==== Material for this exercise
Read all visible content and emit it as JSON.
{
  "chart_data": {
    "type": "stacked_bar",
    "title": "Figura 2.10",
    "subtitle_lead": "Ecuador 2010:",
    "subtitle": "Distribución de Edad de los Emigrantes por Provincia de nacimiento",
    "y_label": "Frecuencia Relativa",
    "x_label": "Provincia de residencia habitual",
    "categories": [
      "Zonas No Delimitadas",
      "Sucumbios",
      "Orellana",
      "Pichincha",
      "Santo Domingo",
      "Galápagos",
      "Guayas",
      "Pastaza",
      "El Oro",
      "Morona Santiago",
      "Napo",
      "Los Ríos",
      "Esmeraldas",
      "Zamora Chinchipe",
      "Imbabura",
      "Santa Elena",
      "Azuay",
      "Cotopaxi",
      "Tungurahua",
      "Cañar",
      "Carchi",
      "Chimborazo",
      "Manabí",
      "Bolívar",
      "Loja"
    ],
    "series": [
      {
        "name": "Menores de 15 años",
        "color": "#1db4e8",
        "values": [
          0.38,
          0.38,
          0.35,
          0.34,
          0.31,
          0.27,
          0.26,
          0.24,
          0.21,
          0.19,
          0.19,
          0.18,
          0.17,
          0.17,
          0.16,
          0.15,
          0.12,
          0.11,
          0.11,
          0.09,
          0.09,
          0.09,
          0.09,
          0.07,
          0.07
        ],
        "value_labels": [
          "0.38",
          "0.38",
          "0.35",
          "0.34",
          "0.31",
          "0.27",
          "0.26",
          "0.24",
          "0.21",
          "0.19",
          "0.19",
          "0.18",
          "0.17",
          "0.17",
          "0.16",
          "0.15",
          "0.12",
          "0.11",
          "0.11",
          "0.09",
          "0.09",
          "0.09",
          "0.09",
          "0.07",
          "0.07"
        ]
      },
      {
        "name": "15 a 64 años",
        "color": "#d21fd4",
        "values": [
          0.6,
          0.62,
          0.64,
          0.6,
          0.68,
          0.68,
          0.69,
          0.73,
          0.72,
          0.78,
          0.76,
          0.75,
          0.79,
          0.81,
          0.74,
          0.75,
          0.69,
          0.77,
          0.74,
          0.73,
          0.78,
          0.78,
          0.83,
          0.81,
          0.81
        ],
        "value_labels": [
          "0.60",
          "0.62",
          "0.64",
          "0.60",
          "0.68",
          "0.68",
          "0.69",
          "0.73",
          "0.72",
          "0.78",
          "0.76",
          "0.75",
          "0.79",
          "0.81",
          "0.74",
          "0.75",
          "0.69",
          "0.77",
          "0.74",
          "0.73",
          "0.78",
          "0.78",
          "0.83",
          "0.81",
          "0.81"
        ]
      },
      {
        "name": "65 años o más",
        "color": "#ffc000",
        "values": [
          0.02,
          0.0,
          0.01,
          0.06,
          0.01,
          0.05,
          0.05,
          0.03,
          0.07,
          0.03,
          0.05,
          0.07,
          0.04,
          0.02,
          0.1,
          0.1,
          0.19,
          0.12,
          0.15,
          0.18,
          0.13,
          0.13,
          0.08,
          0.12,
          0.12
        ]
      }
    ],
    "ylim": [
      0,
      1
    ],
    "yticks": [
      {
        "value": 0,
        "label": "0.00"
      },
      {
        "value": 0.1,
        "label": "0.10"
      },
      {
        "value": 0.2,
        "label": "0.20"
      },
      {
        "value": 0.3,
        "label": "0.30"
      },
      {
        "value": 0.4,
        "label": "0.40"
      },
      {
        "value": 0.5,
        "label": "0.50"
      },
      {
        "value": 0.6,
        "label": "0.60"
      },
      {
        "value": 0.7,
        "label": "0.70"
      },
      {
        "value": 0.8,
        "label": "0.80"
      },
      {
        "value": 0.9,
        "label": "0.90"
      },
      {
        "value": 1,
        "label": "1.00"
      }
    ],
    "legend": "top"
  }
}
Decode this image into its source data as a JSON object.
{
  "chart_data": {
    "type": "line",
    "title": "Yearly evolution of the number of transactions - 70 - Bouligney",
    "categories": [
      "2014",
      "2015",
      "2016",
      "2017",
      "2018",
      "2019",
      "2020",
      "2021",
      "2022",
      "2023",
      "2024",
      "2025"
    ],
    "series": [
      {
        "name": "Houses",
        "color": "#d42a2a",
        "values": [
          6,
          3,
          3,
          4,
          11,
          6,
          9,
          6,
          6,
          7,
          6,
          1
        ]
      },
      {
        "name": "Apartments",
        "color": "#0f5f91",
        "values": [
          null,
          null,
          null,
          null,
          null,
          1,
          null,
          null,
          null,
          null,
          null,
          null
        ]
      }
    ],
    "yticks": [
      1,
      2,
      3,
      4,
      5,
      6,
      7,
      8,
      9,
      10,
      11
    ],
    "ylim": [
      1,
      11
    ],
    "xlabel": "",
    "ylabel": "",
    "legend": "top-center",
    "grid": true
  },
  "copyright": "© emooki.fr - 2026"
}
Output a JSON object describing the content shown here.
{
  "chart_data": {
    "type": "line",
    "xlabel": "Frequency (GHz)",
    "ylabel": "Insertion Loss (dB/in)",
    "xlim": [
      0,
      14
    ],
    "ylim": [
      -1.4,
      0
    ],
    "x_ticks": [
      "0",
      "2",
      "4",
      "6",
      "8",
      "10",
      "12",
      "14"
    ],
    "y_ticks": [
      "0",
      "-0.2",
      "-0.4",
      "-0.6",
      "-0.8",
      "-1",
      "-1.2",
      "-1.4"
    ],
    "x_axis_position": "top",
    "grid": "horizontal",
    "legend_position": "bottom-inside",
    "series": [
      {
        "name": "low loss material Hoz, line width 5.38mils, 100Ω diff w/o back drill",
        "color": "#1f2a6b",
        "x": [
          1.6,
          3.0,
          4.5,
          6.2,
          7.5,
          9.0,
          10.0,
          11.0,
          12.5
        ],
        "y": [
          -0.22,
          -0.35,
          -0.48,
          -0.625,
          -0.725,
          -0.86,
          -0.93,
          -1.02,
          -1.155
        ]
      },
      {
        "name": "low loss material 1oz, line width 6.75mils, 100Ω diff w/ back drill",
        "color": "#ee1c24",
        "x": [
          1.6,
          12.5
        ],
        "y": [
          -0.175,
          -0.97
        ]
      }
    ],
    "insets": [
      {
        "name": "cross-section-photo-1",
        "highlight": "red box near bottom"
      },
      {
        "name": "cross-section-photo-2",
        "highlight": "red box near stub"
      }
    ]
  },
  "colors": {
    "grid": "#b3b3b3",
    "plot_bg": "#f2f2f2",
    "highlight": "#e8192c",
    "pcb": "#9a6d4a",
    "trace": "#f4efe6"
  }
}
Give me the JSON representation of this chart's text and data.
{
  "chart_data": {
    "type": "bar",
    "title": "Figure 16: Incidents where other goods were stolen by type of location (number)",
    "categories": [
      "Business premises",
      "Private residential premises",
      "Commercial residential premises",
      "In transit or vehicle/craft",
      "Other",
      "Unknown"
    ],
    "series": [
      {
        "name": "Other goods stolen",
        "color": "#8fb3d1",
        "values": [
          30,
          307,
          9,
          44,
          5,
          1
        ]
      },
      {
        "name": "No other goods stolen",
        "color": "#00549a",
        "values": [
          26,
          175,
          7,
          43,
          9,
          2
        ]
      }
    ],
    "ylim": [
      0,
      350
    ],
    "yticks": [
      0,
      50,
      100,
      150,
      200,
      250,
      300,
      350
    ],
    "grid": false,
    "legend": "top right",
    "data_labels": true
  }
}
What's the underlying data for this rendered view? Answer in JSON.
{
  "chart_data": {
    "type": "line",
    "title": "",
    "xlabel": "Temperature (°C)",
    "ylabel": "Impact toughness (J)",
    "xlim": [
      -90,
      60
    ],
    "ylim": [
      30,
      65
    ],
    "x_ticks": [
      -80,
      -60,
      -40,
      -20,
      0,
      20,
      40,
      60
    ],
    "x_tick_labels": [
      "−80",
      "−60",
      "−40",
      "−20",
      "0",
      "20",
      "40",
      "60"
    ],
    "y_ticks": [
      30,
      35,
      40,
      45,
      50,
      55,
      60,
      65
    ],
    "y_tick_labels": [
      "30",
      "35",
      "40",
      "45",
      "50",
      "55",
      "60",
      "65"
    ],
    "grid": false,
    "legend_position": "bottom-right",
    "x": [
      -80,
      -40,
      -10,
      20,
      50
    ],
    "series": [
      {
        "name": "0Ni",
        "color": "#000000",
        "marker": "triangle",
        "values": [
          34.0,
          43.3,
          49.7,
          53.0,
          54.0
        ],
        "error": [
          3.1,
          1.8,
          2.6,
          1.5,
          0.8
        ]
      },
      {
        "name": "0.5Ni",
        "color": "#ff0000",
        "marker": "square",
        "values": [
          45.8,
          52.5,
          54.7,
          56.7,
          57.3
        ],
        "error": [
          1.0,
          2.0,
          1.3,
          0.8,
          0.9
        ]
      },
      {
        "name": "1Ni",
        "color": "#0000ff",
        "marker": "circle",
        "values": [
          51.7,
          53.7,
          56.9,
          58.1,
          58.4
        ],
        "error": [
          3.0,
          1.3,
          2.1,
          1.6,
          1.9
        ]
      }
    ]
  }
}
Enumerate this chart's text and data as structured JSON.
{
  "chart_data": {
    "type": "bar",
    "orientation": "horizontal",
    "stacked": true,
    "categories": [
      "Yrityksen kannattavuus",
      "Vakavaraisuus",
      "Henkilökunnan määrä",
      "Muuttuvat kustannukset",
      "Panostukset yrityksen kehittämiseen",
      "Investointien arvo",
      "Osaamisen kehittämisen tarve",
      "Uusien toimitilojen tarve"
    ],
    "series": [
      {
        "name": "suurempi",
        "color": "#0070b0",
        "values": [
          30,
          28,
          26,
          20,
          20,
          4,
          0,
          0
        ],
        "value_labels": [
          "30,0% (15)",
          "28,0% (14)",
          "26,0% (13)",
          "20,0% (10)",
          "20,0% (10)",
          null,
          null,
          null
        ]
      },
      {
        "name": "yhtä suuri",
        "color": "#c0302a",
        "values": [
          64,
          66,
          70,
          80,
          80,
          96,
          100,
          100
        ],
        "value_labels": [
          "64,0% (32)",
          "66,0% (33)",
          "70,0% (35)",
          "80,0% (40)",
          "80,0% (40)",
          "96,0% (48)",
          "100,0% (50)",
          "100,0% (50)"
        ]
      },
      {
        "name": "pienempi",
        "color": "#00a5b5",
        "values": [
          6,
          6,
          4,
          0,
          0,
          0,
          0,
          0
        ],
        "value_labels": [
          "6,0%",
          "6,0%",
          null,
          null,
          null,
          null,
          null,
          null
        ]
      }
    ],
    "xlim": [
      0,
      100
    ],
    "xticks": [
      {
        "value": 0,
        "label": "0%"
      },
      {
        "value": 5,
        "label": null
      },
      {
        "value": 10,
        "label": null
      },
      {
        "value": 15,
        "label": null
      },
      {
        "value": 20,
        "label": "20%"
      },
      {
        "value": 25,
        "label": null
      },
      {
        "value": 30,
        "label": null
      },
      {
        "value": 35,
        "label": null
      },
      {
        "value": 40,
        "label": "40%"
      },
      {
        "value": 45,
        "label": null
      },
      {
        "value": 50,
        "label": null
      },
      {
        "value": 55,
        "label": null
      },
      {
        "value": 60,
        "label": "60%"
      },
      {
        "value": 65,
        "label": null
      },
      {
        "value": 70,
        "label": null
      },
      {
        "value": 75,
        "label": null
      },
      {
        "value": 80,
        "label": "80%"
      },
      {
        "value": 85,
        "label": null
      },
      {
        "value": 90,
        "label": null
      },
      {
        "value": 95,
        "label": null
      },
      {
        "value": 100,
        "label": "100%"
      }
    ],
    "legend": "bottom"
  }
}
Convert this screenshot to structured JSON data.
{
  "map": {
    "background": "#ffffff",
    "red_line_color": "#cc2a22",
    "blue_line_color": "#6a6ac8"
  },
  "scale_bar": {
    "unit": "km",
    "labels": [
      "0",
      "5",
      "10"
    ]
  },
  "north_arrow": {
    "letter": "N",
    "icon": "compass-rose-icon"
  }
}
========
Set problem:
Take the line in which "Convert this screenshot" occurs and each subsequent line through the end; give these lines again without alteration.

Result:
Convert this screenshot to structured JSON data.
{
  "map": {
    "background": "#ffffff",
    "red_line_color": "#cc2a22",
    "blue_line_color": "#6a6ac8"
  },
  "scale_bar": {
    "unit": "km",
    "labels": [
      "0",
      "5",
      "10"
    ]
  },
  "north_arrow": {
    "letter": "N",
    "icon": "compass-rose-icon"
  }
}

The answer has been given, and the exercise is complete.